**Task:** All lines holding the string "content" are to be shown.

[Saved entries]
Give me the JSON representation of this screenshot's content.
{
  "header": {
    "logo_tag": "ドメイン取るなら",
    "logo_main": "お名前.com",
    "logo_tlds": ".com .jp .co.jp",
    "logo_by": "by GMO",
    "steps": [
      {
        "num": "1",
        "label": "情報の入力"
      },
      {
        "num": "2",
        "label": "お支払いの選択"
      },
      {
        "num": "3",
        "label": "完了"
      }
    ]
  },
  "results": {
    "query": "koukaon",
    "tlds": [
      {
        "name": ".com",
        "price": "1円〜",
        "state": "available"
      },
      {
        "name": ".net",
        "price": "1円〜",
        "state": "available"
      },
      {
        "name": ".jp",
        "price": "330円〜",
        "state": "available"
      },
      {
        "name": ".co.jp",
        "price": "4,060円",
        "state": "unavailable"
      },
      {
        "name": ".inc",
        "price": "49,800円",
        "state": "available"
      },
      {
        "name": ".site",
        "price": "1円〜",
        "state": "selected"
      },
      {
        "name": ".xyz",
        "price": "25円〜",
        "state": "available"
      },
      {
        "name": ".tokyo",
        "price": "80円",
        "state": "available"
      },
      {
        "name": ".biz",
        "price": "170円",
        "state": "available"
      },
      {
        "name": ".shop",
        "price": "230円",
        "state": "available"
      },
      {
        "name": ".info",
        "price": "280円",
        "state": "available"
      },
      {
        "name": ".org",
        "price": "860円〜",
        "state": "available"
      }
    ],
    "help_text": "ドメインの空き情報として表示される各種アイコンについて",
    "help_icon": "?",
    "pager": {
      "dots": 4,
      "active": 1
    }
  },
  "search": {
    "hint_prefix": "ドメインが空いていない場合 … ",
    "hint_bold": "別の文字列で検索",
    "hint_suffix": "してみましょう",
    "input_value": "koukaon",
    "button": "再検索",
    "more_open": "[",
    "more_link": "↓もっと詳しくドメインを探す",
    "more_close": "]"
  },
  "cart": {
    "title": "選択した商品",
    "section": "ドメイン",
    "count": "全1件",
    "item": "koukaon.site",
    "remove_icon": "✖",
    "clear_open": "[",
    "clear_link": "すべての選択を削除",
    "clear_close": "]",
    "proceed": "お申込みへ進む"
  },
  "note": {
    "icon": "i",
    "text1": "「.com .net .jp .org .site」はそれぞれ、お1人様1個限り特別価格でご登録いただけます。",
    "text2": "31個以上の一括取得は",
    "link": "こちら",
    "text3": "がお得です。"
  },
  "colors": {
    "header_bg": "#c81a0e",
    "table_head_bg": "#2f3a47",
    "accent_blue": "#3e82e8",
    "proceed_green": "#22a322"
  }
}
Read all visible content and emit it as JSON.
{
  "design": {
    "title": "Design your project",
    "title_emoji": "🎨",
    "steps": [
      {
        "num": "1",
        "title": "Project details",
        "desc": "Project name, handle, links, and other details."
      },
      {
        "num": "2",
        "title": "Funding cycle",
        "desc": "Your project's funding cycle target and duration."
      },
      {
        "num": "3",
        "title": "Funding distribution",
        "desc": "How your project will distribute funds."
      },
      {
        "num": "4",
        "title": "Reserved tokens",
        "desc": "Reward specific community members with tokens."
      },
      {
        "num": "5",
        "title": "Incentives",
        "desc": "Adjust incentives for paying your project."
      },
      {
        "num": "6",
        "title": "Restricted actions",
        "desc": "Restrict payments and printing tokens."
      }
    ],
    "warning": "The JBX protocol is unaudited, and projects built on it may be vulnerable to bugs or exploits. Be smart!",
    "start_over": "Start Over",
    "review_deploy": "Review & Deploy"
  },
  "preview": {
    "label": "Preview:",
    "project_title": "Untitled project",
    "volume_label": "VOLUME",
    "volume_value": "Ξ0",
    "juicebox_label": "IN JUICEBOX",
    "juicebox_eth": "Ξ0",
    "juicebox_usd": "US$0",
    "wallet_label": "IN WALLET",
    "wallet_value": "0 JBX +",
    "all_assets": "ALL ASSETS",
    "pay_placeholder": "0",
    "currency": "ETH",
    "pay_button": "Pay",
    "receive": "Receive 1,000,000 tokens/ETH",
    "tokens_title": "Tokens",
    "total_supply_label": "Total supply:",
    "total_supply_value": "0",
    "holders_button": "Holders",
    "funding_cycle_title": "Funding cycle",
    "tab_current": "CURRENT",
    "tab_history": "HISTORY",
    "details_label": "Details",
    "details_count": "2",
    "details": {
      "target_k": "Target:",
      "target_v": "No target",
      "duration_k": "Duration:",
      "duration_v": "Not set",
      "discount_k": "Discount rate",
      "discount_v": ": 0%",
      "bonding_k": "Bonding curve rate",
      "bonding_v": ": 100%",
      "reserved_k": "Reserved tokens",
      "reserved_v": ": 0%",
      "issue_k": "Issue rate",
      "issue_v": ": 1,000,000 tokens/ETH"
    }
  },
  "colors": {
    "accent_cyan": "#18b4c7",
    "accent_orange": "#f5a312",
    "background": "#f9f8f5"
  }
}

**Exercise response:**
Give me the JSON representation of this screenshot's content.
Read all visible content and emit it as JSON.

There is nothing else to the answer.